Would you copy the entries that follow exactly, leaving out every picture?

Stored records:
══════════

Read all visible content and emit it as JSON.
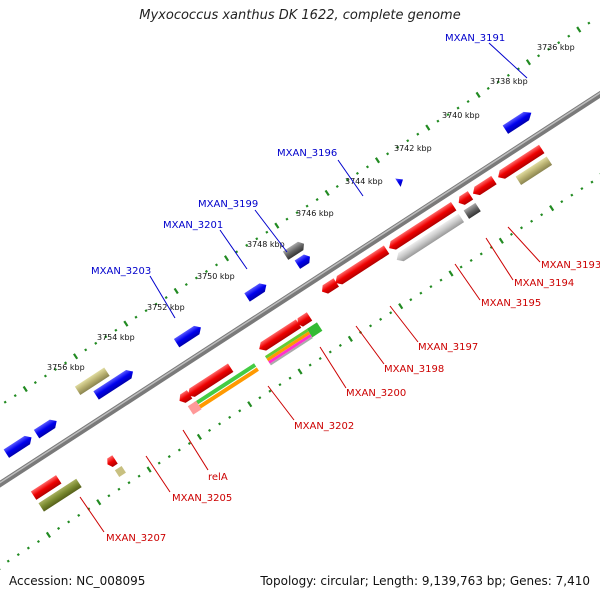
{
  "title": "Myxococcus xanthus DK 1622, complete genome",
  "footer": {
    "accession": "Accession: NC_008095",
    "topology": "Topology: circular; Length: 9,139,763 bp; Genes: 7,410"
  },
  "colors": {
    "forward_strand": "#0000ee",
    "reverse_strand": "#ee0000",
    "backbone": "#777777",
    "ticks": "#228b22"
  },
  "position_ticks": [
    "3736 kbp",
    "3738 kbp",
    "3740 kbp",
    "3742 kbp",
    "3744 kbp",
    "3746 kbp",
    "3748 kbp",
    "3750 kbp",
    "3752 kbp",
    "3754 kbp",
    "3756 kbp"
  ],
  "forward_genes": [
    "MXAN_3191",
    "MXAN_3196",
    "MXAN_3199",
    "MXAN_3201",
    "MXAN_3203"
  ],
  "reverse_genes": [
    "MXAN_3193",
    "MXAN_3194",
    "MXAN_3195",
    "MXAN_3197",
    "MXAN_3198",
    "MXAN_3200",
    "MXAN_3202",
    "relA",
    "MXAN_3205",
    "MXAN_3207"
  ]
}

══════════

• Written response:
Read all visible content and emit it as JSON.
{
  "title": "Myxococcus xanthus DK 1622, complete genome",
  "footer": {
    "accession": "Accession: NC_008095",
    "topology": "Topology: circular; Length: 9,139,763 bp; Genes: 7,410"
  },
  "colors": {
    "forward_strand": "#0000ee",
    "reverse_strand": "#ee0000",
    "backbone": "#777777",
    "ticks": "#228b22"
  },
  "position_ticks": [
    "3736 kbp",
    "3738 kbp",
    "3740 kbp",
    "3742 kbp",
    "3744 kbp",
    "3746 kbp",
    "3748 kbp",
    "3750 kbp",
    "3752 kbp",
    "3754 kbp",
    "3756 kbp"
  ],
  "forward_genes": [
    "MXAN_3191",
    "MXAN_3196",
    "MXAN_3199",
    "MXAN_3201",
    "MXAN_3203"
  ],
  "reverse_genes": [
    "MXAN_3193",
    "MXAN_3194",
    "MXAN_3195",
    "MXAN_3197",
    "MXAN_3198",
    "MXAN_3200",
    "MXAN_3202",
    "relA",
    "MXAN_3205",
    "MXAN_3207"
  ]
}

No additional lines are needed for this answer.